▸ **Written problem**: Output the full listing word for word.

[Extracted records]

──────────────────────────────

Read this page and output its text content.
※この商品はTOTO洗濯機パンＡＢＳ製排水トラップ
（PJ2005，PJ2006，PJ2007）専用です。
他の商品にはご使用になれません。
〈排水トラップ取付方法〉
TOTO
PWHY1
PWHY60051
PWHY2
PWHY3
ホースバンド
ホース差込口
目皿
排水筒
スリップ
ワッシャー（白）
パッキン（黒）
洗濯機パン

──────────────────────────────

▸ **Reply to the task**:
Read this page and output its text content.
※この商品はTOTO洗濯機パンＡＢＳ製排水トラップ
（PJ2005，PJ2006，PJ2007）専用です。
他の商品にはご使用になれません。
〈排水トラップ取付方法〉
TOTO
PWHY1
PWHY60051
PWHY2
PWHY3
ホースバンド
ホース差込口
目皿
排水筒
スリップ
ワッシャー（白）
パッキン（黒）
洗濯機パン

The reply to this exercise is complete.